**WHAT IS EXPECTED**
Identify each line holding the string "緊急開拓事業" and copy it.

**RECORDS SUPPLIED**

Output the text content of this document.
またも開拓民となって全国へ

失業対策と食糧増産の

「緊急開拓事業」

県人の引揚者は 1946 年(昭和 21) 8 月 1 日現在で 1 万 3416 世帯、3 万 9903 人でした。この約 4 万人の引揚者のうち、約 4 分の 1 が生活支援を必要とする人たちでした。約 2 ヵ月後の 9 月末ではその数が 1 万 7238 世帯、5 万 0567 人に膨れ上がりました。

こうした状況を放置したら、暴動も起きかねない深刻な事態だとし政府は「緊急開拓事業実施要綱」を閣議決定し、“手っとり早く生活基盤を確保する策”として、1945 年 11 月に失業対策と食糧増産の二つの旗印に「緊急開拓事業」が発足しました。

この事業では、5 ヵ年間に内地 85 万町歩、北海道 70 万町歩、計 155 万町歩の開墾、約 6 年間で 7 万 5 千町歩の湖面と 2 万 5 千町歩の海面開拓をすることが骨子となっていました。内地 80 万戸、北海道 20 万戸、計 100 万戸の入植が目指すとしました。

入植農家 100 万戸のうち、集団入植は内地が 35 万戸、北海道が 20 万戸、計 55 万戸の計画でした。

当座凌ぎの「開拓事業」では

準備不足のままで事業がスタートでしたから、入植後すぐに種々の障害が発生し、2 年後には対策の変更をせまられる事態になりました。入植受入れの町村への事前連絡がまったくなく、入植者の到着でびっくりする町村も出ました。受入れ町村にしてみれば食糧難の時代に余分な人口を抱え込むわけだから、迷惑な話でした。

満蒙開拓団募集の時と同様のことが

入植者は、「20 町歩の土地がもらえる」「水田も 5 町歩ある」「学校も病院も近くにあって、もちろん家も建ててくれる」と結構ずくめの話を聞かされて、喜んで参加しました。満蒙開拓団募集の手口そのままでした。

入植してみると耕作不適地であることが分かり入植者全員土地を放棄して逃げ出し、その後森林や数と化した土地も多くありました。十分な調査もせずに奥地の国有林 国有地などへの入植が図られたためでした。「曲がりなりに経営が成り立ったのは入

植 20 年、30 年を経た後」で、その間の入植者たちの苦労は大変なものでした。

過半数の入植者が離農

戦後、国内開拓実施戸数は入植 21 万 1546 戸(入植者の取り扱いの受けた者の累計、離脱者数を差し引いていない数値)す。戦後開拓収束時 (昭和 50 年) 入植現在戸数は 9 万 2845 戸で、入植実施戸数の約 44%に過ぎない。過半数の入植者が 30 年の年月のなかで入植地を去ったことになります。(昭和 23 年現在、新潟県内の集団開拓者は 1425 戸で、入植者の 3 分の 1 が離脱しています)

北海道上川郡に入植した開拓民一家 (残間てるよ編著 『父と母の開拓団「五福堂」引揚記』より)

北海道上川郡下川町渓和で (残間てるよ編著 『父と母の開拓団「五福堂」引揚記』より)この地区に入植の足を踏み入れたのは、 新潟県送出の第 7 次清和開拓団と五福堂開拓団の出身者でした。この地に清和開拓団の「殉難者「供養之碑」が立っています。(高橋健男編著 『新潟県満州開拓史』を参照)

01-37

**SOLUTION**
「緊急開拓事業」
こうした状況を放置したら、暴動も起きかねない深刻な事態だとし政府は「緊急開拓事業実施要綱」を閣議決定し、“手っとり早く生活基盤を確保する策”として、1945 年 11 月に失業対策と食糧増産の二つの旗印に「緊急開拓事業」が発足しました。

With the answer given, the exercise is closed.